- **WHAT THE EXERCISE ASKS**: Write out everything from the start of the data down to the line containing "data-point (179, 96, 188, 106)", keeping each line identical and including both ends.

[Items from a dataset]
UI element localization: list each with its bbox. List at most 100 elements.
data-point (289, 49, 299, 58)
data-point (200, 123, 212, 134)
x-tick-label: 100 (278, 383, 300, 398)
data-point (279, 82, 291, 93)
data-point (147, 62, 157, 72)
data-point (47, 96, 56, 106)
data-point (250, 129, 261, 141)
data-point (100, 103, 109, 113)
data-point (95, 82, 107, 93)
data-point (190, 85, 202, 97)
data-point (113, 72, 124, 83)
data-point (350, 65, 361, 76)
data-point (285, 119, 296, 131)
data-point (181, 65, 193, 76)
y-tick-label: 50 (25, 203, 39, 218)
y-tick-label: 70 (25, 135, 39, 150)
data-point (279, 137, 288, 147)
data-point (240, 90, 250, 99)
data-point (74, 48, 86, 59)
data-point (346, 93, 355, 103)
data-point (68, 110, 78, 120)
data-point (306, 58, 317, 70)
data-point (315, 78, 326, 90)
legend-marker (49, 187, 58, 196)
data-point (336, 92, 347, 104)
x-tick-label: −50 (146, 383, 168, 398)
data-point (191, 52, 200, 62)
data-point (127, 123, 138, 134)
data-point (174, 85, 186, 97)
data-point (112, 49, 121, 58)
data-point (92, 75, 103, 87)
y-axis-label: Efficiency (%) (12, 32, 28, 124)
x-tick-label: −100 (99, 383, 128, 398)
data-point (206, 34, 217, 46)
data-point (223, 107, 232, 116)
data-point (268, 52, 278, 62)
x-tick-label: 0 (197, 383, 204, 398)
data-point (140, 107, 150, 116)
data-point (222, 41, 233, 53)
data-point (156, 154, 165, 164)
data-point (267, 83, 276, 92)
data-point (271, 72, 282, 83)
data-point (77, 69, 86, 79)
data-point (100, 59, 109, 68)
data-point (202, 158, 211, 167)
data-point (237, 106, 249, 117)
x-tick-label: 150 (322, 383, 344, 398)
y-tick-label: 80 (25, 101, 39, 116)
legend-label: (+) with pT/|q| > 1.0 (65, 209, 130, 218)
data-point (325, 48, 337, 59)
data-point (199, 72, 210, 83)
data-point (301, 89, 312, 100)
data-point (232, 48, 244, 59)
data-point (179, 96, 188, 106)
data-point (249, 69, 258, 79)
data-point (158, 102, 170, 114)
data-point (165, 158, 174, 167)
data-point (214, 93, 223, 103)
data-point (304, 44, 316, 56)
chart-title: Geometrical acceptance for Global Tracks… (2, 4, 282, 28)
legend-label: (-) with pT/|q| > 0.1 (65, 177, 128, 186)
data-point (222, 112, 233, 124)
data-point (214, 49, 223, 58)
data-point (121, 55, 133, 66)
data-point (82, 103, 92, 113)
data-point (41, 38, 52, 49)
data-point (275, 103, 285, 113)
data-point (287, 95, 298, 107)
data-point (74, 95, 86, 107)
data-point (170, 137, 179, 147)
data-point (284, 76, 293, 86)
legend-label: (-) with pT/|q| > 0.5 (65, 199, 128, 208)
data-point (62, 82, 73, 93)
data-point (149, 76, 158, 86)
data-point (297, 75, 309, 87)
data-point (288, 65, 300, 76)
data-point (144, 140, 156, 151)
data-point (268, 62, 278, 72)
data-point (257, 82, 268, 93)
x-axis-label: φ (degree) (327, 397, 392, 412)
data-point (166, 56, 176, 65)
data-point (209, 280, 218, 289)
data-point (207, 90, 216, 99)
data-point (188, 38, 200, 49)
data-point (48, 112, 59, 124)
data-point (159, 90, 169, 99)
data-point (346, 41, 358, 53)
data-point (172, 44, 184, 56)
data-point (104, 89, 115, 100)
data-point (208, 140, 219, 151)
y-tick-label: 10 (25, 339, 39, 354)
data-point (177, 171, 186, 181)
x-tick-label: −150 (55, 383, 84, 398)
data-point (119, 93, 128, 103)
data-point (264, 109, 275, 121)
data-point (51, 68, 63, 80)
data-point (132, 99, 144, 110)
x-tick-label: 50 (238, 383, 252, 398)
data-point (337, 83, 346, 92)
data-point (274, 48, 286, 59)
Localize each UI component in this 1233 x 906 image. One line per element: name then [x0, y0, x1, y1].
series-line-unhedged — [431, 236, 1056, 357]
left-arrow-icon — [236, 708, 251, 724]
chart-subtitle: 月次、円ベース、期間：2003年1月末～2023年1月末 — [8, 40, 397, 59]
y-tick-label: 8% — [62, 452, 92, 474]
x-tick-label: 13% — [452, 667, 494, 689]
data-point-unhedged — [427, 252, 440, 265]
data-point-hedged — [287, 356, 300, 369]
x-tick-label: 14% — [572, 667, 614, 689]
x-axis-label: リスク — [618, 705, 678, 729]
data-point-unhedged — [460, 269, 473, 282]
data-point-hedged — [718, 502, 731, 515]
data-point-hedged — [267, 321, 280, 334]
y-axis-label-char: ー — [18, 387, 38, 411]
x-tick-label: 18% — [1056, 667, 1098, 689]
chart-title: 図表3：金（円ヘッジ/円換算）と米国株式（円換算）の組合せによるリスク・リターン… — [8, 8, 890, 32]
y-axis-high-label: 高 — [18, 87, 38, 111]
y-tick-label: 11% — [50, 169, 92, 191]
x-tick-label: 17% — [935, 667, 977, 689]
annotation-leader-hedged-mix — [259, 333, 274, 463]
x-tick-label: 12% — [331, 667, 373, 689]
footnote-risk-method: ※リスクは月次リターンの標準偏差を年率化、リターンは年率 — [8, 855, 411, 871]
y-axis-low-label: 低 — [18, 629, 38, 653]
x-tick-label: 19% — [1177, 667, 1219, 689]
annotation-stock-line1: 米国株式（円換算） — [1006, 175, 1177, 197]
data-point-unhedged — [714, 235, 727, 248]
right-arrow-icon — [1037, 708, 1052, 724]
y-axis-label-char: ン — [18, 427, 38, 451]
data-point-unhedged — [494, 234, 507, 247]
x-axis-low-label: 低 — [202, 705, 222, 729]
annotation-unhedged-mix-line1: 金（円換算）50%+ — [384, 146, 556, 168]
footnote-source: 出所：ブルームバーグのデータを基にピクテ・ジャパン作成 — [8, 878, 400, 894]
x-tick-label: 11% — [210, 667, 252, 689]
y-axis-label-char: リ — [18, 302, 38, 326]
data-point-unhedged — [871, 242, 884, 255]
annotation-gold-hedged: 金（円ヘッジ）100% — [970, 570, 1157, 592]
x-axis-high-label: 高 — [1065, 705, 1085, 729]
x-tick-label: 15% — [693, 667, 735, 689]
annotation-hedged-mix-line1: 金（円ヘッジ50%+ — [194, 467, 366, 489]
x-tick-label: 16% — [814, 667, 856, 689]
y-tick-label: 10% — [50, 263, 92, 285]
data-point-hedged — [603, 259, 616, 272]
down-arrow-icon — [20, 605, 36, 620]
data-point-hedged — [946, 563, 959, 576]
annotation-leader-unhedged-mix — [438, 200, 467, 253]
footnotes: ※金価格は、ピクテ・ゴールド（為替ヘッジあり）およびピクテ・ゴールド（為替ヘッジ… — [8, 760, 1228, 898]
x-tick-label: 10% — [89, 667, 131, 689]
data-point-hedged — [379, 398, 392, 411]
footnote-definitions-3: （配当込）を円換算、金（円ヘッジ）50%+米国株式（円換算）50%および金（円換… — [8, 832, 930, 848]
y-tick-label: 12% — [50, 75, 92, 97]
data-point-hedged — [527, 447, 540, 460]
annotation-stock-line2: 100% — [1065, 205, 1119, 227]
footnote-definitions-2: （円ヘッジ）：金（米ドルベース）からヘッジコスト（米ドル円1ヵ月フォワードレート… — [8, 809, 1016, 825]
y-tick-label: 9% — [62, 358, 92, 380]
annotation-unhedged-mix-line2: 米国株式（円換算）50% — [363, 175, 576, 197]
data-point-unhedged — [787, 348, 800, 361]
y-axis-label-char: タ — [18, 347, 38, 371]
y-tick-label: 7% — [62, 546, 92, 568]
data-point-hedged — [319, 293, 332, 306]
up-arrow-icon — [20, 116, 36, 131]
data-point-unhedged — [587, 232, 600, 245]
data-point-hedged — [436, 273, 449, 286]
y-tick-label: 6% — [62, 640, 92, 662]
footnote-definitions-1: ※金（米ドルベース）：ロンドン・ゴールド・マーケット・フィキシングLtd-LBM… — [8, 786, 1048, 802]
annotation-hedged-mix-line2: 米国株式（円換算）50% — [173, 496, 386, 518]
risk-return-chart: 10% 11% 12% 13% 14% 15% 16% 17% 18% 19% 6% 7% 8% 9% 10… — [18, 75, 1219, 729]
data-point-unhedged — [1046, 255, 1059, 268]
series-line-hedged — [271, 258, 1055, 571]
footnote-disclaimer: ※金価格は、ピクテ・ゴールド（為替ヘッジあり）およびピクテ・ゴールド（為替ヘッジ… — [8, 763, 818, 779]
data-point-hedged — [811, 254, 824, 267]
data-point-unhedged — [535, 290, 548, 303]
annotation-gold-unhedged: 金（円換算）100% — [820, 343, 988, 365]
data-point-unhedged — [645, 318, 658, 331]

- **TASK RESPONSE**:
UI element localization: list each with its bbox. List at most 100 elements.
data-point (289, 49, 299, 58)
data-point (200, 123, 212, 134)
x-tick-label: 100 (278, 383, 300, 398)
data-point (279, 82, 291, 93)
data-point (147, 62, 157, 72)
data-point (47, 96, 56, 106)
data-point (250, 129, 261, 141)
data-point (100, 103, 109, 113)
data-point (95, 82, 107, 93)
data-point (190, 85, 202, 97)
data-point (113, 72, 124, 83)
data-point (350, 65, 361, 76)
data-point (285, 119, 296, 131)
data-point (181, 65, 193, 76)
y-tick-label: 50 (25, 203, 39, 218)
y-tick-label: 70 (25, 135, 39, 150)
data-point (279, 137, 288, 147)
data-point (240, 90, 250, 99)
data-point (74, 48, 86, 59)
data-point (346, 93, 355, 103)
data-point (68, 110, 78, 120)
data-point (306, 58, 317, 70)
data-point (315, 78, 326, 90)
legend-marker (49, 187, 58, 196)
data-point (336, 92, 347, 104)
x-tick-label: −50 (146, 383, 168, 398)
data-point (191, 52, 200, 62)
data-point (127, 123, 138, 134)
data-point (174, 85, 186, 97)
data-point (112, 49, 121, 58)
data-point (92, 75, 103, 87)
y-axis-label: Efficiency (%) (12, 32, 28, 124)
x-tick-label: −100 (99, 383, 128, 398)
data-point (206, 34, 217, 46)
data-point (223, 107, 232, 116)
data-point (268, 52, 278, 62)
x-tick-label: 0 (197, 383, 204, 398)
data-point (140, 107, 150, 116)
data-point (222, 41, 233, 53)
data-point (156, 154, 165, 164)
data-point (267, 83, 276, 92)
data-point (271, 72, 282, 83)
data-point (77, 69, 86, 79)
data-point (100, 59, 109, 68)
data-point (202, 158, 211, 167)
data-point (237, 106, 249, 117)
x-tick-label: 150 (322, 383, 344, 398)
y-tick-label: 80 (25, 101, 39, 116)
legend-label: (+) with pT/|q| > 1.0 (65, 209, 130, 218)
data-point (325, 48, 337, 59)
data-point (199, 72, 210, 83)
data-point (301, 89, 312, 100)
data-point (232, 48, 244, 59)
data-point (179, 96, 188, 106)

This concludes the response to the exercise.